_Exercise instructions:_
Please transcribe the records precisely; pictures stay out of your copy.
○ ○ ○ ○
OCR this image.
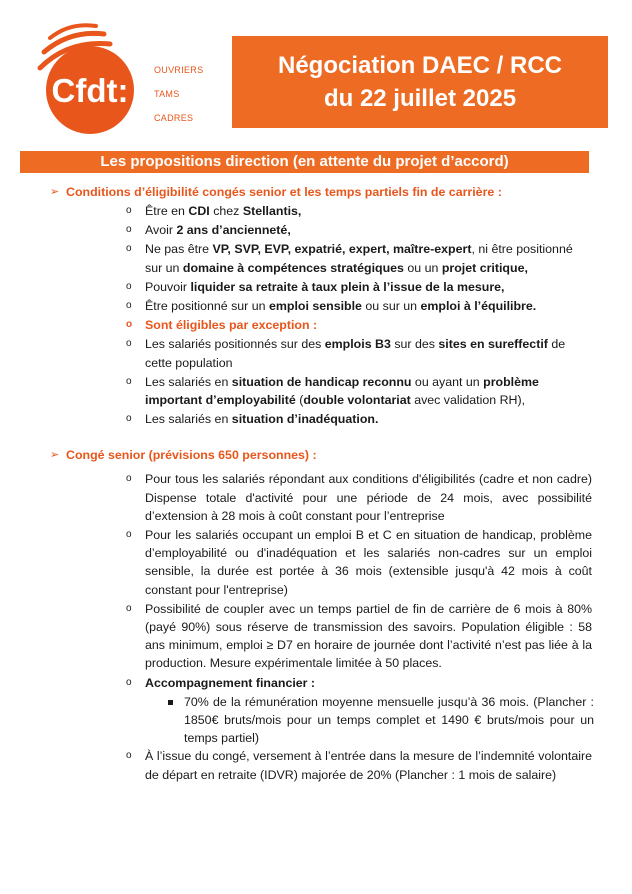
Cfdt:
OUVRIERS
TAMS
CADRES
Négociation DAEC / RCC
du 22 juillet 2025
Les propositions direction (en attente du projet d’accord)
➢ Conditions d’éligibilité congés senior et les temps partiels fin de carrière :
o Être en CDI chez Stellantis,
o Avoir 2 ans d’ancienneté,
o Ne pas être VP, SVP, EVP, expatrié, expert, maître-expert, ni être positionné sur un domaine à compétences stratégiques ou un projet critique,
o Pouvoir liquider sa retraite à taux plein à l’issue de la mesure,
o Être positionné sur un emploi sensible ou sur un emploi à l’équilibre.
o Sont éligibles par exception :
o Les salariés positionnés sur des emplois B3 sur des sites en sureffectif de cette population
o Les salariés en situation de handicap reconnu ou ayant un problème important d’employabilité (double volontariat avec validation RH),
o Les salariés en situation d’inadéquation.
➢ Congé senior (prévisions 650 personnes) :
o Pour tous les salariés répondant aux conditions d'éligibilités (cadre et non cadre) Dispense totale d'activité pour une période de 24 mois, avec possibilité d’extension à 28 mois à coût constant pour l’entreprise
o Pour les salariés occupant un emploi B et C en situation de handicap, problème d’employabilité ou d'inadéquation et les salariés non-cadres sur un emploi sensible, la durée est portée à 36 mois (extensible jusqu'à 42 mois à coût constant pour l'entreprise)
o Possibilité de coupler avec un temps partiel de fin de carrière de 6 mois à 80% (payé 90%) sous réserve de transmission des savoirs. Population éligible : 58 ans minimum, emploi ≥ D7 en horaire de journée dont l’activité n’est pas liée à la production. Mesure expérimentale limitée à 50 places.
o Accompagnement financier :
70% de la rémunération moyenne mensuelle jusqu’à 36 mois. (Plancher : 1850€ bruts/mois pour un temps complet et 1490 € bruts/mois pour un temps partiel)
o À l’issue du congé, versement à l’entrée dans la mesure de l’indemnité volontaire de départ en retraite (IDVR) majorée de 20% (Plancher : 1 mois de salaire)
○ ○ ○ ○
_Answer to this problem:_
OCR this image.
Cfdt:
OUVRIERS
TAMS
CADRES
Négociation DAEC / RCC
du 22 juillet 2025
Les propositions direction (en attente du projet d’accord)
➢ Conditions d’éligibilité congés senior et les temps partiels fin de carrière :
o Être en CDI chez Stellantis,
o Avoir 2 ans d’ancienneté,
o Ne pas être VP, SVP, EVP, expatrié, expert, maître-expert, ni être positionné sur un domaine à compétences stratégiques ou un projet critique,
o Pouvoir liquider sa retraite à taux plein à l’issue de la mesure,
o Être positionné sur un emploi sensible ou sur un emploi à l’équilibre.
o Sont éligibles par exception :
o Les salariés positionnés sur des emplois B3 sur des sites en sureffectif de cette population
o Les salariés en situation de handicap reconnu ou ayant un problème important d’employabilité (double volontariat avec validation RH),
o Les salariés en situation d’inadéquation.
➢ Congé senior (prévisions 650 personnes) :
o Pour tous les salariés répondant aux conditions d'éligibilités (cadre et non cadre) Dispense totale d'activité pour une période de 24 mois, avec possibilité d’extension à 28 mois à coût constant pour l’entreprise
o Pour les salariés occupant un emploi B et C en situation de handicap, problème d’employabilité ou d'inadéquation et les salariés non-cadres sur un emploi sensible, la durée est portée à 36 mois (extensible jusqu'à 42 mois à coût constant pour l'entreprise)
o Possibilité de coupler avec un temps partiel de fin de carrière de 6 mois à 80% (payé 90%) sous réserve de transmission des savoirs. Population éligible : 58 ans minimum, emploi ≥ D7 en horaire de journée dont l’activité n’est pas liée à la production. Mesure expérimentale limitée à 50 places.
o Accompagnement financier :
70% de la rémunération moyenne mensuelle jusqu’à 36 mois. (Plancher : 1850€ bruts/mois pour un temps complet et 1490 € bruts/mois pour un temps partiel)
o À l’issue du congé, versement à l’entrée dans la mesure de l’indemnité volontaire de départ en retraite (IDVR) majorée de 20% (Plancher : 1 mois de salaire)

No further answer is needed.